#### Stored data ####

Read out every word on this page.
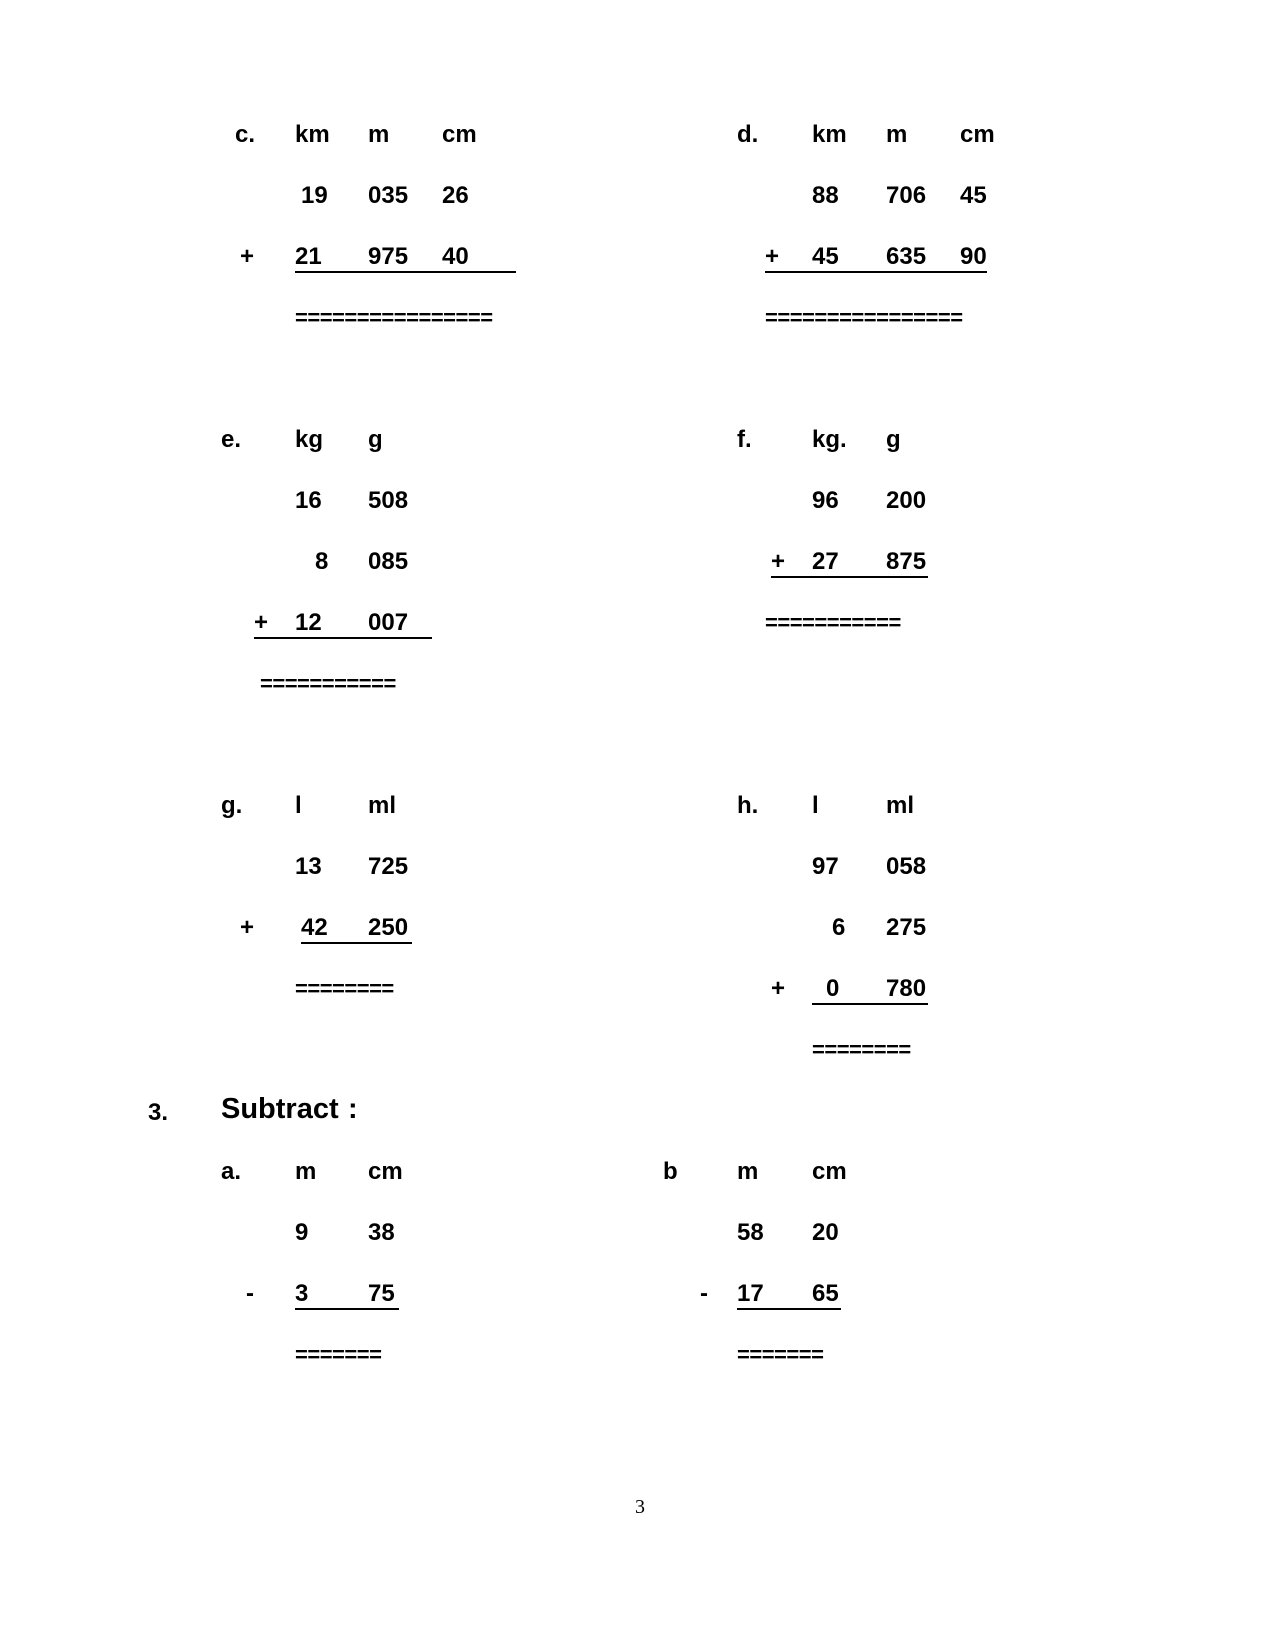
c. km m cm
19 035 26
+ 21 975 40
================
d. km m cm
88 706 45
+ 45 635 90
================
e. kg g
16 508
8 085
+ 12 007
===========
f.	kg. g
96 200
+ 27 875
===========
g. l	ml
13 725
+ 42 250
========
h. l	ml
97 058
6 275
+ 0 780
========
3. Subtract :
a. m cm
9 38
- 3 75
=======
b m cm
58 20
- 17 65
=======
3
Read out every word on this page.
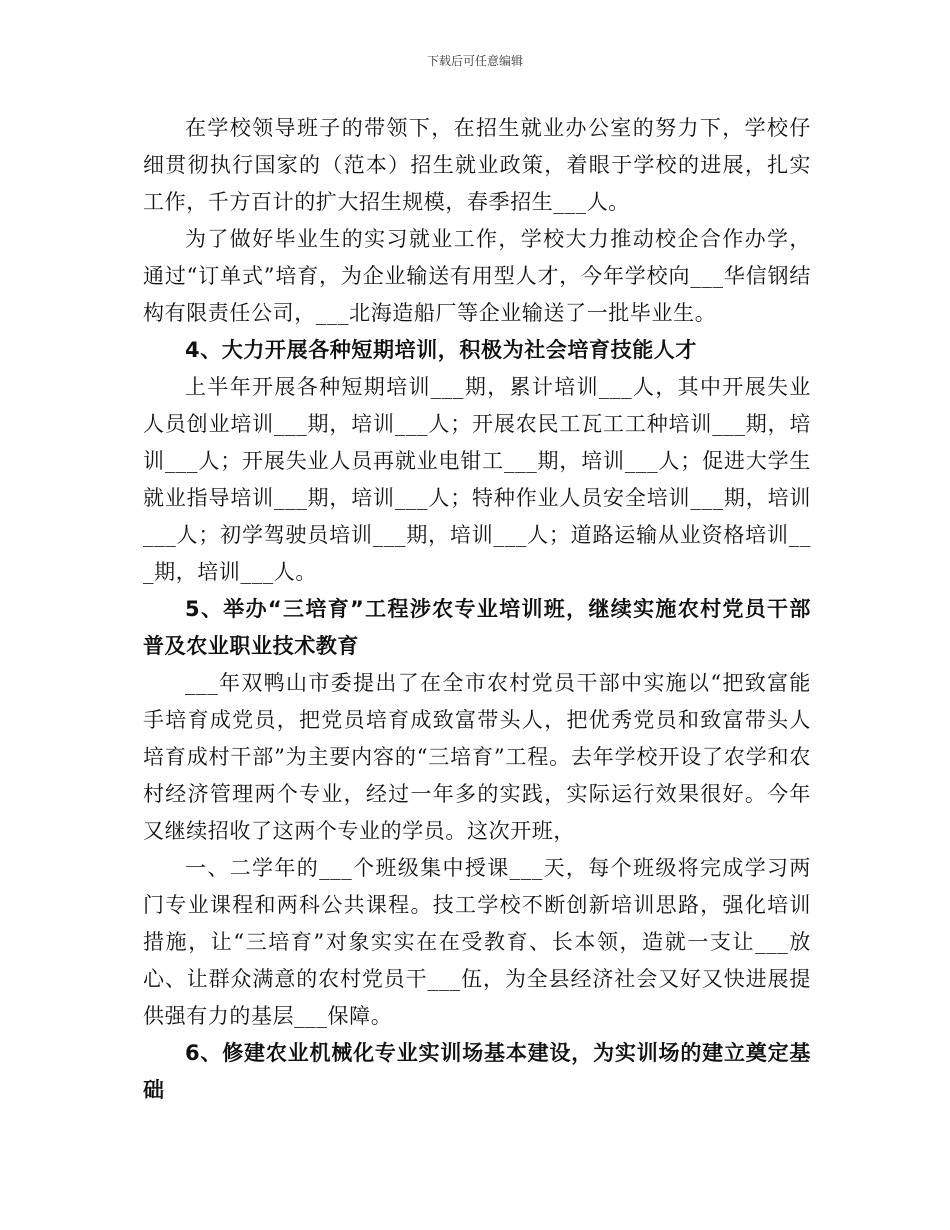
下载后可任意编辑

在学校领导班子的带领下，在招生就业办公室的努力下，学校仔细贯彻执行国家的（范本）招生就业政策，着眼于学校的进展，扎实工作，千方百计的扩大招生规模，春季招生___人。

为了做好毕业生的实习就业工作，学校大力推动校企合作办学，通过“订单式”培育，为企业输送有用型人才，今年学校向___华信钢结构有限责任公司，___北海造船厂等企业输送了一批毕业生。

4、大力开展各种短期培训，积极为社会培育技能人才

上半年开展各种短期培训___期，累计培训___人，其中开展失业人员创业培训___期，培训___人；开展农民工瓦工工种培训___期，培训___人；开展失业人员再就业电钳工___期，培训___人；促进大学生就业指导培训___期，培训___人；特种作业人员安全培训___期，培训___人；初学驾驶员培训___期，培训___人；道路运输从业资格培训___期，培训___人。

5、举办“三培育”工程涉农专业培训班，继续实施农村党员干部普及农业职业技术教育

___年双鸭山市委提出了在全市农村党员干部中实施以“把致富能手培育成党员，把党员培育成致富带头人，把优秀党员和致富带头人培育成村干部”为主要内容的“三培育”工程。去年学校开设了农学和农村经济管理两个专业，经过一年多的实践，实际运行效果很好。今年又继续招收了这两个专业的学员。这次开班，

一、二学年的___个班级集中授课___天，每个班级将完成学习两门专业课程和两科公共课程。技工学校不断创新培训思路，强化培训措施，让“三培育”对象实实在在受教育、长本领，造就一支让___放心、让群众满意的农村党员干___伍，为全县经济社会又好又快进展提供强有力的基层___保障。

6、修建农业机械化专业实训场基本建设，为实训场的建立奠定基础
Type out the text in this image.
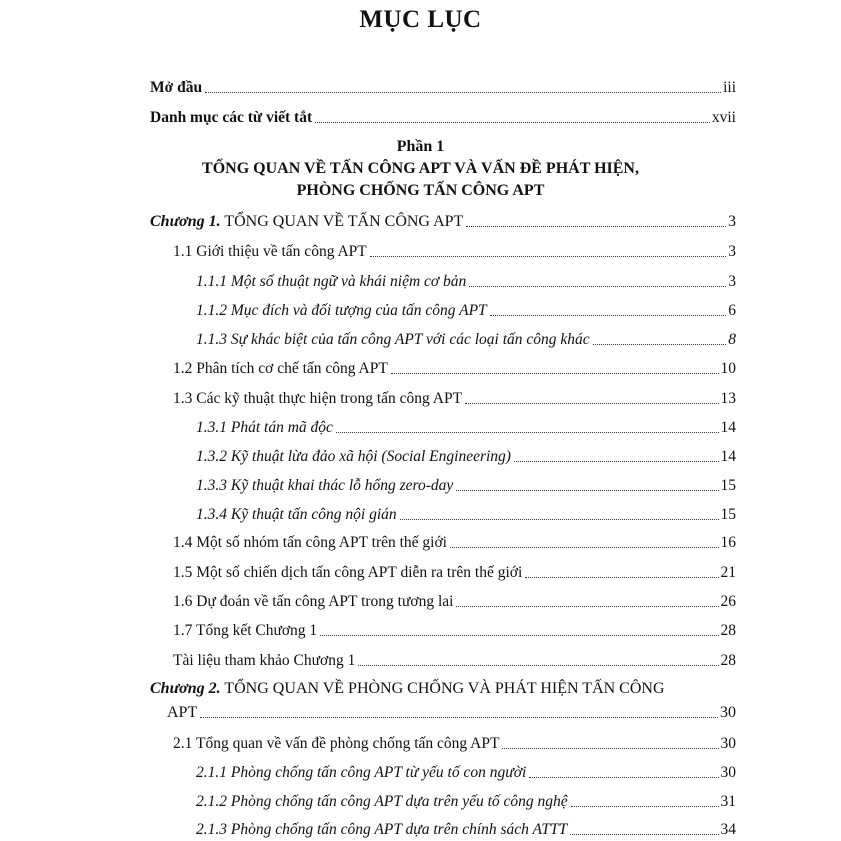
MỤC LỤC
Mở đầu	iii
Danh mục các từ viết tắt	xvii
Phần 1
TỔNG QUAN VỀ TẤN CÔNG APT VÀ VẤN ĐỀ PHÁT HIỆN,
PHÒNG CHỐNG TẤN CÔNG APT
Chương 1. TỔNG QUAN VỀ TẤN CÔNG APT	3
1.1 Giới thiệu về tấn công APT	3
1.1.1 Một số thuật ngữ và khái niệm cơ bản	3
1.1.2 Mục đích và đối tượng của tấn công APT	6
1.1.3 Sự khác biệt của tấn công APT với các loại tấn công khác	8
1.2 Phân tích cơ chế tấn công APT	10
1.3 Các kỹ thuật thực hiện trong tấn công APT	13
1.3.1 Phát tán mã độc	14
1.3.2 Kỹ thuật lừa đảo xã hội (Social Engineering)	14
1.3.3 Kỹ thuật khai thác lỗ hổng zero-day	15
1.3.4 Kỹ thuật tấn công nội gián	15
1.4 Một số nhóm tấn công APT trên thế giới	16
1.5 Một số chiến dịch tấn công APT diễn ra trên thế giới	21
1.6 Dự đoán về tấn công APT trong tương lai	26
1.7 Tổng kết Chương 1	28
Tài liệu tham khảo Chương 1	28
Chương 2. TỔNG QUAN VỀ PHÒNG CHỐNG VÀ PHÁT HIỆN TẤN CÔNG
APT	30
2.1 Tổng quan về vấn đề phòng chống tấn công APT	30
2.1.1 Phòng chống tấn công APT từ yếu tố con người	30
2.1.2 Phòng chống tấn công APT dựa trên yếu tố công nghệ	31
2.1.3 Phòng chống tấn công APT dựa trên chính sách ATTT	34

####

Exercise aim: Output the material word for word, omitting its pictures.

Solution for this task:
Read out every word on this page.
c. km m cm
19 035 26
+ 21 975 40
================
d. km m cm
88 706 45
+ 45 635 90
================
e. kg g
16 508
8 085
+ 12 007
===========
f.	kg. g
96 200
+ 27 875
===========
g. l	ml
13 725
+ 42 250
========
h. l	ml
97 058
6 275
+ 0 780
========
3. Subtract :
a. m cm
9 38
- 3 75
=======
b m cm
58 20
- 17 65
=======
3
Read out every word on this page.
下载后可任意编辑

在学校领导班子的带领下，在招生就业办公室的努力下，学校仔细贯彻执行国家的（范本）招生就业政策，着眼于学校的进展，扎实工作，千方百计的扩大招生规模，春季招生___人。

为了做好毕业生的实习就业工作，学校大力推动校企合作办学，通过“订单式”培育，为企业输送有用型人才，今年学校向___华信钢结构有限责任公司，___北海造船厂等企业输送了一批毕业生。

4、大力开展各种短期培训，积极为社会培育技能人才

上半年开展各种短期培训___期，累计培训___人，其中开展失业人员创业培训___期，培训___人；开展农民工瓦工工种培训___期，培训___人；开展失业人员再就业电钳工___期，培训___人；促进大学生就业指导培训___期，培训___人；特种作业人员安全培训___期，培训___人；初学驾驶员培训___期，培训___人；道路运输从业资格培训___期，培训___人。

5、举办“三培育”工程涉农专业培训班，继续实施农村党员干部普及农业职业技术教育

___年双鸭山市委提出了在全市农村党员干部中实施以“把致富能手培育成党员，把党员培育成致富带头人，把优秀党员和致富带头人培育成村干部”为主要内容的“三培育”工程。去年学校开设了农学和农村经济管理两个专业，经过一年多的实践，实际运行效果很好。今年又继续招收了这两个专业的学员。这次开班，

一、二学年的___个班级集中授课___天，每个班级将完成学习两门专业课程和两科公共课程。技工学校不断创新培训思路，强化培训措施，让“三培育”对象实实在在受教育、长本领，造就一支让___放心、让群众满意的农村党员干___伍，为全县经济社会又好又快进展提供强有力的基层___保障。

6、修建农业机械化专业实训场基本建设，为实训场的建立奠定基础
Type out the text in this image.
MỤC LỤC
Mở đầu	iii
Danh mục các từ viết tắt	xvii
Phần 1
TỔNG QUAN VỀ TẤN CÔNG APT VÀ VẤN ĐỀ PHÁT HIỆN,
PHÒNG CHỐNG TẤN CÔNG APT
Chương 1. TỔNG QUAN VỀ TẤN CÔNG APT	3
1.1 Giới thiệu về tấn công APT	3
1.1.1 Một số thuật ngữ và khái niệm cơ bản	3
1.1.2 Mục đích và đối tượng của tấn công APT	6
1.1.3 Sự khác biệt của tấn công APT với các loại tấn công khác	8
1.2 Phân tích cơ chế tấn công APT	10
1.3 Các kỹ thuật thực hiện trong tấn công APT	13
1.3.1 Phát tán mã độc	14
1.3.2 Kỹ thuật lừa đảo xã hội (Social Engineering)	14
1.3.3 Kỹ thuật khai thác lỗ hổng zero-day	15
1.3.4 Kỹ thuật tấn công nội gián	15
1.4 Một số nhóm tấn công APT trên thế giới	16
1.5 Một số chiến dịch tấn công APT diễn ra trên thế giới	21
1.6 Dự đoán về tấn công APT trong tương lai	26
1.7 Tổng kết Chương 1	28
Tài liệu tham khảo Chương 1	28
Chương 2. TỔNG QUAN VỀ PHÒNG CHỐNG VÀ PHÁT HIỆN TẤN CÔNG
APT	30
2.1 Tổng quan về vấn đề phòng chống tấn công APT	30
2.1.1 Phòng chống tấn công APT từ yếu tố con người	30
2.1.2 Phòng chống tấn công APT dựa trên yếu tố công nghệ	31
2.1.3 Phòng chống tấn công APT dựa trên chính sách ATTT	34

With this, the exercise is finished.